Provided information:
----
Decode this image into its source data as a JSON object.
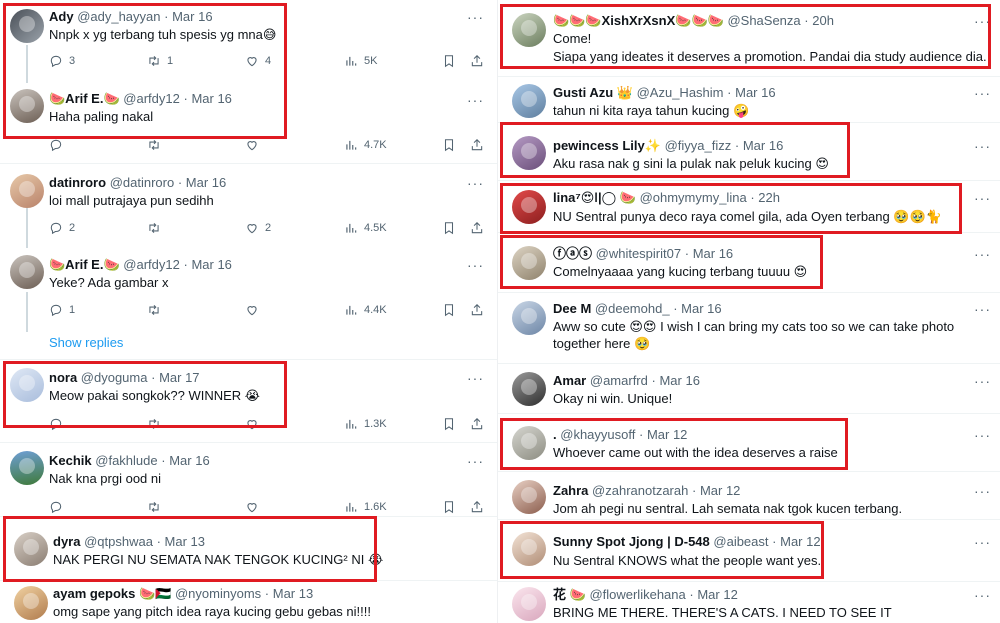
{
  "left": {
    "t1": {
      "name": "Ady",
      "handle": "@ady_hayyan",
      "date": "Mar 16",
      "text": "Nnpk x yg terbang tuh spesis yg mna😅",
      "replies": "3",
      "retweets": "1",
      "likes": "4",
      "views": "5K"
    },
    "t2": {
      "name": "🍉Arif E.🍉",
      "handle": "@arfdy12",
      "date": "Mar 16",
      "text": "Haha paling nakal",
      "views": "4.7K"
    },
    "t3": {
      "name": "datinroro",
      "handle": "@datinroro",
      "date": "Mar 16",
      "text": "loi mall putrajaya pun sedihh",
      "replies": "2",
      "likes": "2",
      "views": "4.5K"
    },
    "t4": {
      "name": "🍉Arif E.🍉",
      "handle": "@arfdy12",
      "date": "Mar 16",
      "text": "Yeke? Ada gambar x",
      "replies": "1",
      "views": "4.4K"
    },
    "show_replies": "Show replies",
    "t5": {
      "name": "nora",
      "handle": "@dyoguma",
      "date": "Mar 17",
      "text": "Meow pakai songkok?? WINNER 😭",
      "views": "1.3K"
    },
    "t6": {
      "name": "Kechik",
      "handle": "@fakhlude",
      "date": "Mar 16",
      "text": "Nak kna prgi ood ni",
      "views": "1.6K"
    },
    "t7": {
      "name": "dyra",
      "handle": "@qtpshwaa",
      "date": "Mar 13",
      "text": "NAK PERGI NU SEMATA NAK TENGOK KUCING² NI 😭"
    },
    "t8": {
      "name": "ayam gepoks 🍉🇵🇸",
      "handle": "@nyominyoms",
      "date": "Mar 13",
      "text": "omg sape yang pitch idea raya kucing gebu gebas ni!!!!"
    }
  },
  "right": {
    "r1": {
      "name": "🍉🍉🍉XishXrXsnX🍉🍉🍉",
      "handle": "@ShaSenza",
      "date": "20h",
      "text1": "Come!",
      "text2": "Siapa yang ideates it deserves a promotion.  Pandai dia study audience dia."
    },
    "r2": {
      "name": "Gusti Azu 👑",
      "handle": "@Azu_Hashim",
      "date": "Mar 16",
      "text": "tahun ni kita raya tahun kucing 🤪"
    },
    "r3": {
      "name": "pewincess Lily✨",
      "handle": "@fiyya_fizz",
      "date": "Mar 16",
      "text": "Aku rasa nak g sini la pulak nak peluk kucing 😍"
    },
    "r4": {
      "name": "lina⁷😍ǀ|◯ 🍉",
      "handle": "@ohmymymy_lina",
      "date": "22h",
      "text": "NU Sentral punya deco raya comel gila, ada Oyen terbang 🥹🥹🐈"
    },
    "r5": {
      "name": "ⓕⓐⓢ",
      "handle": "@whitespirit07",
      "date": "Mar 16",
      "text": "Comelnyaaaa yang kucing terbang tuuuu 😍"
    },
    "r6": {
      "name": "Dee M",
      "handle": "@deemohd_",
      "date": "Mar 16",
      "text1": "Aww so cute 😍😍 I wish I can bring my cats too so we can take photo",
      "text2": "together here 🥹"
    },
    "r7": {
      "name": "Amar",
      "handle": "@amarfrd",
      "date": "Mar 16",
      "text": "Okay ni win. Unique!"
    },
    "r8": {
      "name": ".",
      "handle": "@khayyusoff",
      "date": "Mar 12",
      "text": "Whoever came out with the idea deserves a raise"
    },
    "r9": {
      "name": "Zahra",
      "handle": "@zahranotzarah",
      "date": "Mar 12",
      "text": "Jom ah pegi nu sentral. Lah semata nak tgok kucen terbang."
    },
    "r10": {
      "name": "Sunny Spot Jjong | D-548",
      "handle": "@aibeast",
      "date": "Mar 12",
      "text": "Nu Sentral KNOWS what the people want yes."
    },
    "r11": {
      "name": "花 🍉",
      "handle": "@flowerlikehana",
      "date": "Mar 12",
      "text": "BRING ME THERE. THERE'S A CATS. I NEED TO SEE IT"
    }
  },
  "more_glyph": "···",
  "colors": {
    "highlight": "#e01b22",
    "link": "#1d9bf0",
    "muted": "#536471"
  }
}
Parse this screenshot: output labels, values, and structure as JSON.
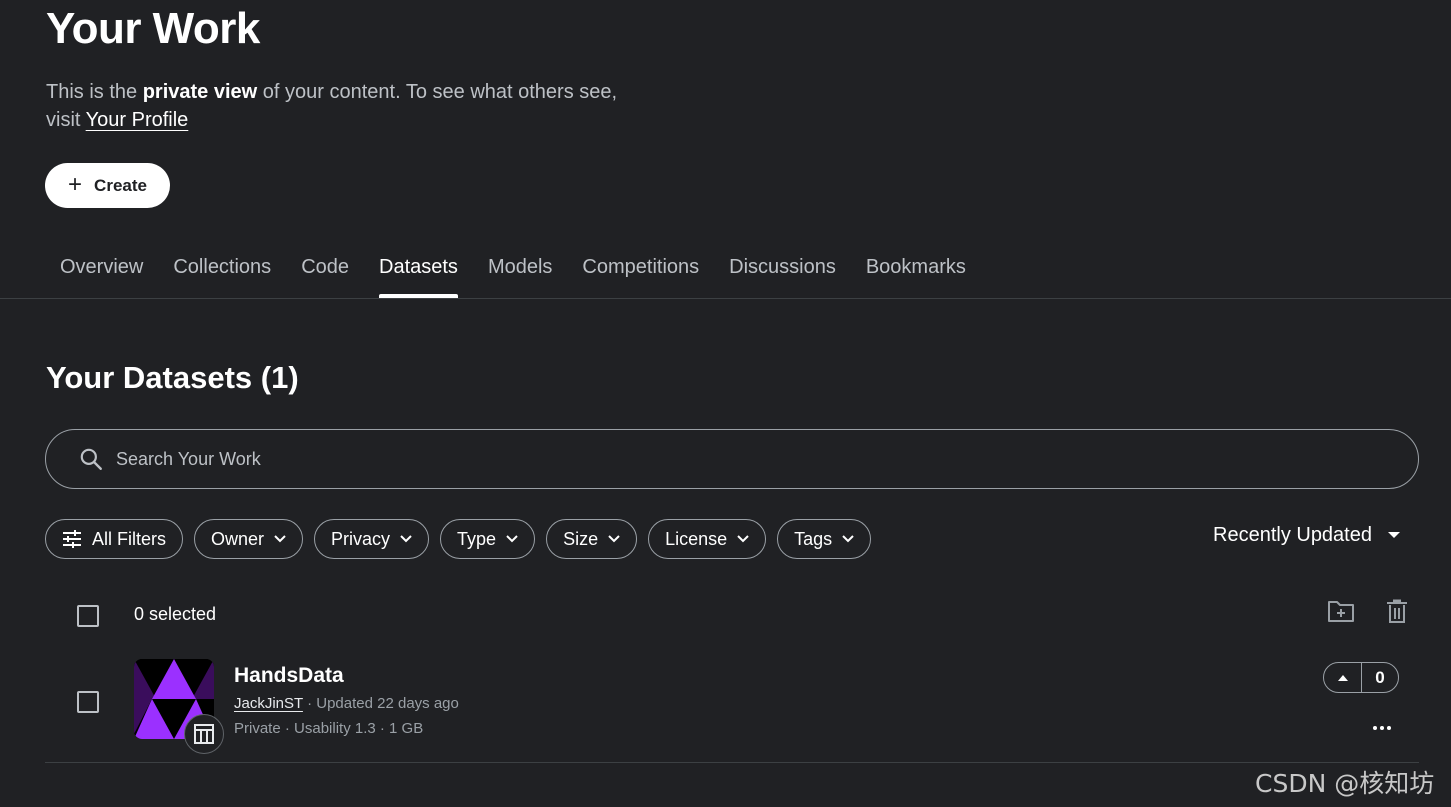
{
  "header": {
    "title": "Your Work",
    "subtitle_prefix": "This is the ",
    "subtitle_strong": "private view",
    "subtitle_middle": " of your content. To see what others see, visit ",
    "profile_link": "Your Profile",
    "create_label": "Create"
  },
  "tabs": [
    {
      "label": "Overview",
      "active": false
    },
    {
      "label": "Collections",
      "active": false
    },
    {
      "label": "Code",
      "active": false
    },
    {
      "label": "Datasets",
      "active": true
    },
    {
      "label": "Models",
      "active": false
    },
    {
      "label": "Competitions",
      "active": false
    },
    {
      "label": "Discussions",
      "active": false
    },
    {
      "label": "Bookmarks",
      "active": false
    }
  ],
  "section": {
    "title": "Your Datasets (1)"
  },
  "search": {
    "placeholder": "Search Your Work",
    "value": ""
  },
  "filters": {
    "all_filters": "All Filters",
    "owner": "Owner",
    "privacy": "Privacy",
    "type": "Type",
    "size": "Size",
    "license": "License",
    "tags": "Tags"
  },
  "sort": {
    "label": "Recently Updated"
  },
  "selection": {
    "label": "0 selected"
  },
  "dataset": {
    "title": "HandsData",
    "owner": "JackJinST",
    "updated": " · Updated 22 days ago",
    "meta": "Private · Usability 1.3 · 1 GB",
    "votes": "0"
  },
  "watermark": "CSDN @核知坊",
  "colors": {
    "background": "#202124",
    "accent": "#ffffff",
    "thumb_purple": "#9b30ff",
    "thumb_dark": "#3a0d5c"
  }
}
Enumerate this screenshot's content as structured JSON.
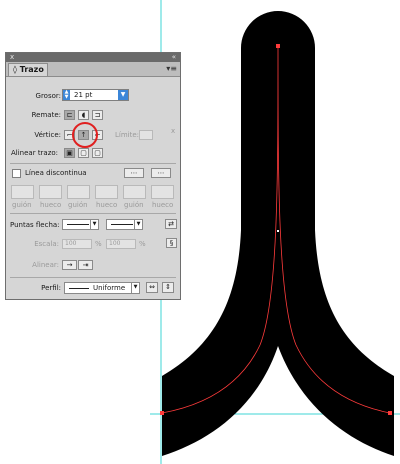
{
  "panel": {
    "tab_label": "Trazo",
    "tab_marker": "◊",
    "close_glyph": "x",
    "collapse_glyph": "«",
    "menu_glyph": "▾≡",
    "weight_label": "Grosor:",
    "weight_value": "21 pt",
    "cap_label": "Remate:",
    "corner_label": "Vértice:",
    "limit_label": "Límite:",
    "limit_unit": "x",
    "align_label": "Alinear trazo:",
    "dashed_label": "Línea discontinua",
    "dash_labels": [
      "guión",
      "hueco",
      "guión",
      "hueco",
      "guión",
      "hueco"
    ],
    "arrowheads_label": "Puntas flecha:",
    "scale_label": "Escala:",
    "scale_start": "100",
    "scale_end": "100",
    "scale_unit": "%",
    "align_arrow_label": "Alinear:",
    "profile_label": "Perfil:",
    "profile_value": "Uniforme"
  },
  "colors": {
    "shape": "#000000",
    "path": "#ff3b3b",
    "guide": "#3fd4d4",
    "highlight": "#e02020",
    "accent_blue": "#3b86d8"
  }
}
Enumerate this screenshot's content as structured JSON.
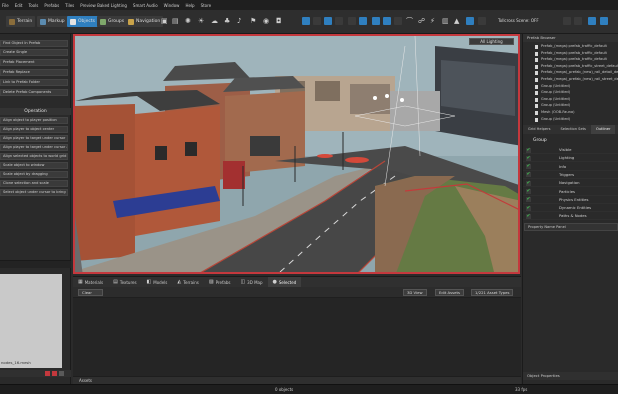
{
  "menu": [
    "File",
    "Edit",
    "Tools",
    "Prefabs",
    "Tiles",
    "Preview Baked Lighting",
    "Smart Audio",
    "Window",
    "Help",
    "Store"
  ],
  "toolbar": {
    "buttons": [
      {
        "label": "Terrain",
        "icon": "terrain-icon",
        "active": false
      },
      {
        "label": "Markup",
        "icon": "markup-icon",
        "active": false
      },
      {
        "label": "Objects",
        "icon": "objects-icon",
        "active": true
      },
      {
        "label": "Groups",
        "icon": "groups-icon",
        "active": false
      },
      {
        "label": "Navigation",
        "icon": "navigation-icon",
        "active": false
      }
    ],
    "scene_label": "Tollcross Scene: OFF",
    "accent": "#2f7fbf"
  },
  "left_panel": {
    "top_buttons": [
      "Find Object In Prefab",
      "Create Single",
      "Prefab Placement",
      "Prefab Replace",
      "Link to Prefab Folder",
      "Delete Prefab Components"
    ],
    "operation_title": "Operation",
    "operation_buttons": [
      "Align object to player position",
      "Align player to object center",
      "Align player to target under cursor",
      "Align player to target under cursor and rotation",
      "Align selected objects to world grid",
      "Scale object to window",
      "Scale object by dragging",
      "Clone selection and scale",
      "Select object under cursor to bring"
    ],
    "preview_file": "nodes_16.mesh"
  },
  "viewport": {
    "lighting_label": "All Lighting",
    "border_color": "#c4383d"
  },
  "bottom_panel": {
    "tabs": [
      {
        "label": "Materials",
        "glyph": "▦",
        "icon": "materials-icon",
        "active": false
      },
      {
        "label": "Textures",
        "glyph": "▤",
        "icon": "textures-icon",
        "active": false
      },
      {
        "label": "Models",
        "glyph": "◧",
        "icon": "models-icon",
        "active": false
      },
      {
        "label": "Terrains",
        "glyph": "◭",
        "icon": "terrains-icon",
        "active": false
      },
      {
        "label": "Prefabs",
        "glyph": "▨",
        "icon": "prefabs-icon",
        "active": false
      },
      {
        "label": "3D Map",
        "glyph": "◫",
        "icon": "map-icon",
        "active": false
      },
      {
        "label": "Selected",
        "glyph": "●",
        "icon": "selected-icon",
        "active": true
      }
    ],
    "clear_label": "Clear",
    "actions": [
      "3D View",
      "Edit Assets",
      "1/221 Asset Types"
    ],
    "assets_label": "Assets"
  },
  "right_panel": {
    "header": "Prefab Browser",
    "prefab_files": [
      "Prefab_(mega):prefab_traffic_default",
      "Prefab_(mega):prefab_traffic_default",
      "Prefab_(mega):prefab_traffic_default",
      "Prefab_(mega):prefab_traffic_street_default",
      "Prefab_(mega)_prefab_(new)_rail_detail_default",
      "Prefab_(mega)_prefab_(new)_rail_street_default",
      "Group (Untitled)",
      "Group (Untitled)",
      "Group (Untitled)",
      "Group (Untitled)",
      "Mesh (OOB-Fauna)",
      "Group (Untitled)"
    ],
    "tabs": [
      "Grid Helpers",
      "Selection Sets",
      "Outliner"
    ],
    "active_tab": "Outliner",
    "group_title": "Group",
    "groups": [
      {
        "label": "Visible",
        "checked": true
      },
      {
        "label": "Lighting",
        "checked": true
      },
      {
        "label": "Info",
        "checked": true
      },
      {
        "label": "Triggers",
        "checked": true
      },
      {
        "label": "Navigation",
        "checked": true
      },
      {
        "label": "Particles",
        "checked": true
      },
      {
        "label": "Physics Entities",
        "checked": true
      },
      {
        "label": "Dynamic Entities",
        "checked": true
      },
      {
        "label": "Paths & Nodes",
        "checked": true
      }
    ],
    "property_panel_label": "Property Name Panel",
    "object_properties_label": "Object Properties"
  },
  "status": {
    "objects_count": "0 objects",
    "fps": "33 fps"
  }
}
----
Short task: Lines of the material that contain the word "icon" are to be gathered.

Solution to this problem:
        "icon": "terrain-icon",
        "icon": "markup-icon",
        "icon": "objects-icon",
        "icon": "groups-icon",
        "icon": "navigation-icon",
        "icon": "materials-icon",
        "icon": "textures-icon",
        "icon": "models-icon",
        "icon": "terrains-icon",
        "icon": "prefabs-icon",
        "icon": "map-icon",
        "icon": "selected-icon",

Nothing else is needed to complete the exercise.